→ SHORT PROBLEM
Look for "Entfernung" in the listing below. Gather each line that contains it.

→ RECORDS TO USE
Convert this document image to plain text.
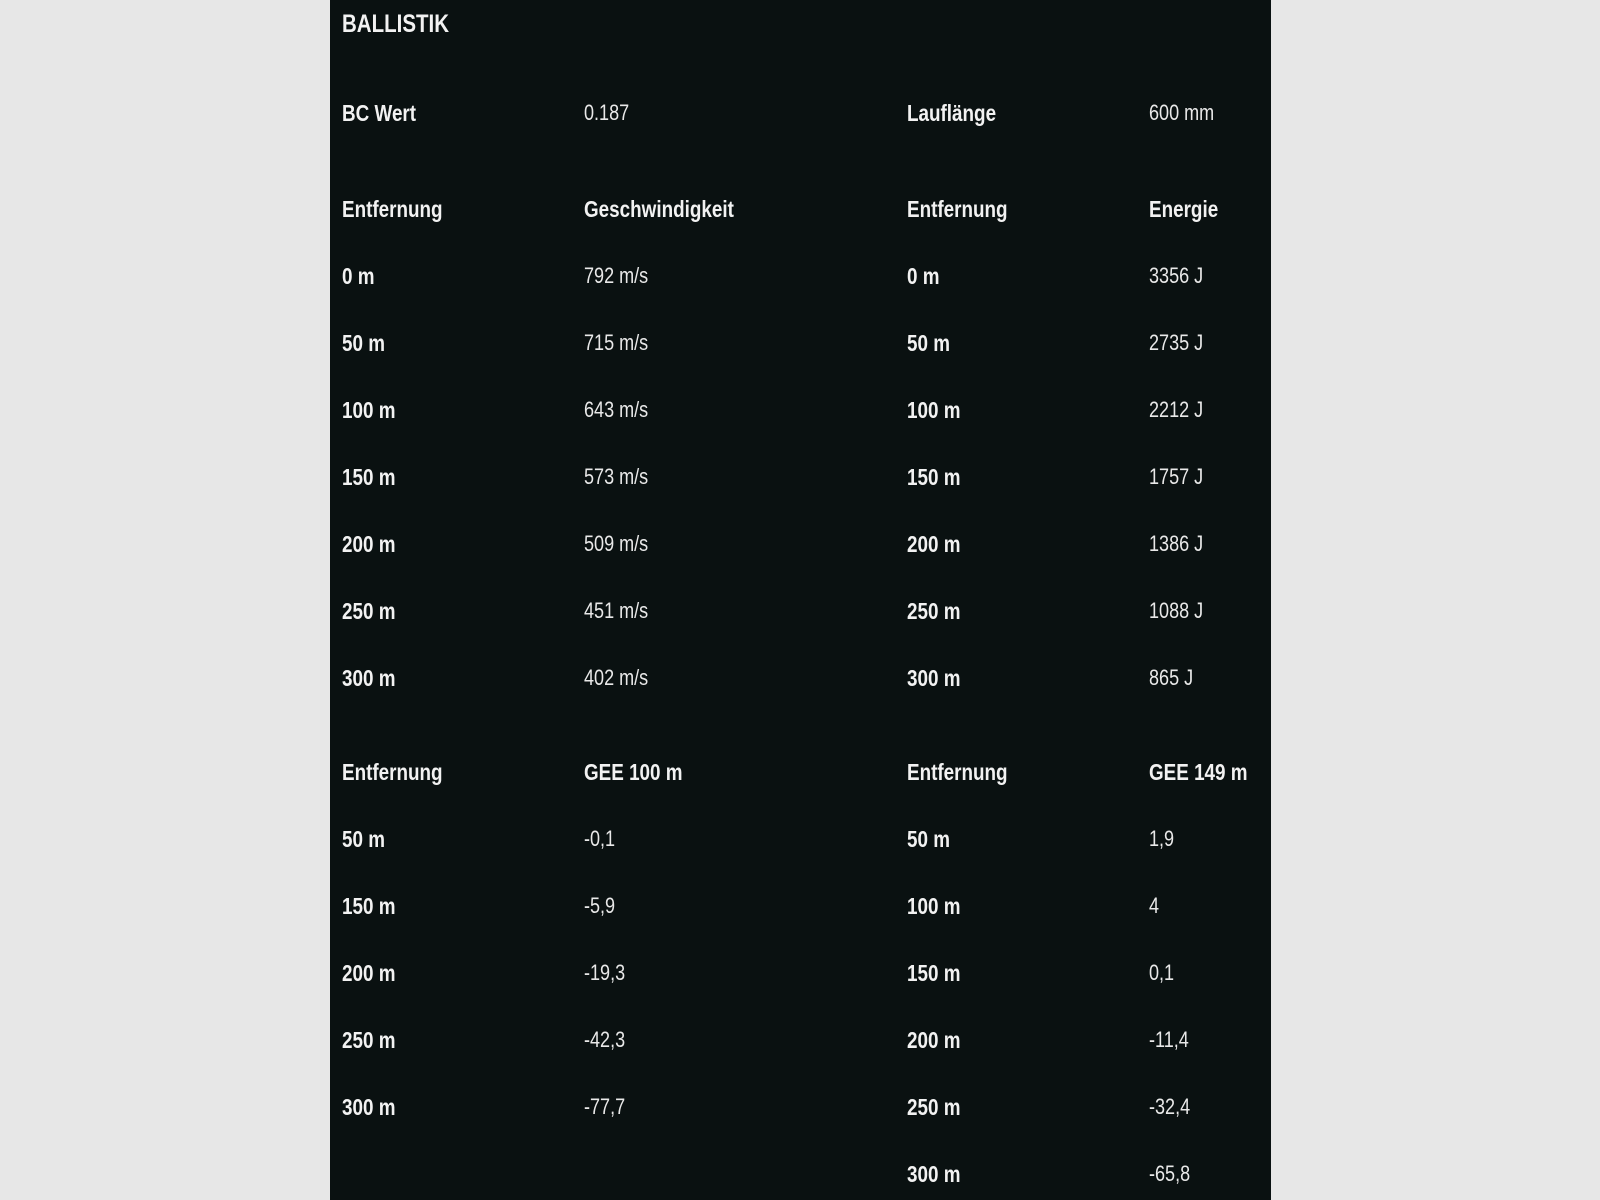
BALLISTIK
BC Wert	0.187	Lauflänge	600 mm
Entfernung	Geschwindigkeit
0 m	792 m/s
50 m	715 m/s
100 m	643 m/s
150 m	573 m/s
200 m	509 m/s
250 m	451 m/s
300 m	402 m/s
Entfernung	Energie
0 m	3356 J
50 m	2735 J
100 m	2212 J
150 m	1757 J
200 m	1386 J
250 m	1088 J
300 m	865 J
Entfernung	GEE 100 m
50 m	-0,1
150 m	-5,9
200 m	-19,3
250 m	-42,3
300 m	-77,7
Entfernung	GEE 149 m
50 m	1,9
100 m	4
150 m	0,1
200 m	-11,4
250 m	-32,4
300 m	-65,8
==
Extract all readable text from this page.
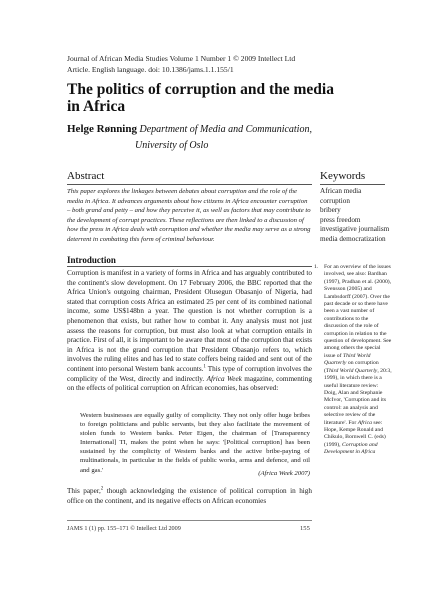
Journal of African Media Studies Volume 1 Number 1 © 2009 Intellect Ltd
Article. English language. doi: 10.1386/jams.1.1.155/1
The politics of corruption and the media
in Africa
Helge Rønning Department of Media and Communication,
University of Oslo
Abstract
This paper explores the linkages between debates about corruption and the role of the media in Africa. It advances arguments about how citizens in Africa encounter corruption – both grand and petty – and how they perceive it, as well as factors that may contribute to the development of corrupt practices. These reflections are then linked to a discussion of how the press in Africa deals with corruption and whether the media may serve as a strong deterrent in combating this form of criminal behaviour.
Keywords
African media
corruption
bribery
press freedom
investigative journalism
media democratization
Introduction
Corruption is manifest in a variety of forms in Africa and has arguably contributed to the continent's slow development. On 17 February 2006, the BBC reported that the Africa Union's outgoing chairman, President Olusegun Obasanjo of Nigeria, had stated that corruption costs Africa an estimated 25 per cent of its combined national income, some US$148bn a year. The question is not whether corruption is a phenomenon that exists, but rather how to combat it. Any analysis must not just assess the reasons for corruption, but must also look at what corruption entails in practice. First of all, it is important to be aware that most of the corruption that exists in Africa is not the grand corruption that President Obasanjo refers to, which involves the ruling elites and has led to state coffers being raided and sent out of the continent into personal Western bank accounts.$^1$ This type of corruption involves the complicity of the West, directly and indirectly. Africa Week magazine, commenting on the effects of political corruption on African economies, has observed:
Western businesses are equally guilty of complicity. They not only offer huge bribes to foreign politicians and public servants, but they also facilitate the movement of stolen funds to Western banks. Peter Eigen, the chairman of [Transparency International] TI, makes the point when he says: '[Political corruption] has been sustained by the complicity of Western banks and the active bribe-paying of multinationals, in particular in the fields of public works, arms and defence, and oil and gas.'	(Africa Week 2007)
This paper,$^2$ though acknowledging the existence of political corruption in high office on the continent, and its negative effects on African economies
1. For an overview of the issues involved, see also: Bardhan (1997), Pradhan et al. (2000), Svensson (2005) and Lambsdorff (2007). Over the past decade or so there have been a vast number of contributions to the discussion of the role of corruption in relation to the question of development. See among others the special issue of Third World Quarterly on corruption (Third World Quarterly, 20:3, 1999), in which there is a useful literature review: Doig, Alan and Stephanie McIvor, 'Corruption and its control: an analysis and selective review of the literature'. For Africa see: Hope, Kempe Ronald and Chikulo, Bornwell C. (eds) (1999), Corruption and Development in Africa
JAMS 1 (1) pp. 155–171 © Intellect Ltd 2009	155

→ EXERCISE RESPONSE
Entfernung	Geschwindigkeit
Entfernung	Energie
Entfernung	GEE 100 m
Entfernung	GEE 149 m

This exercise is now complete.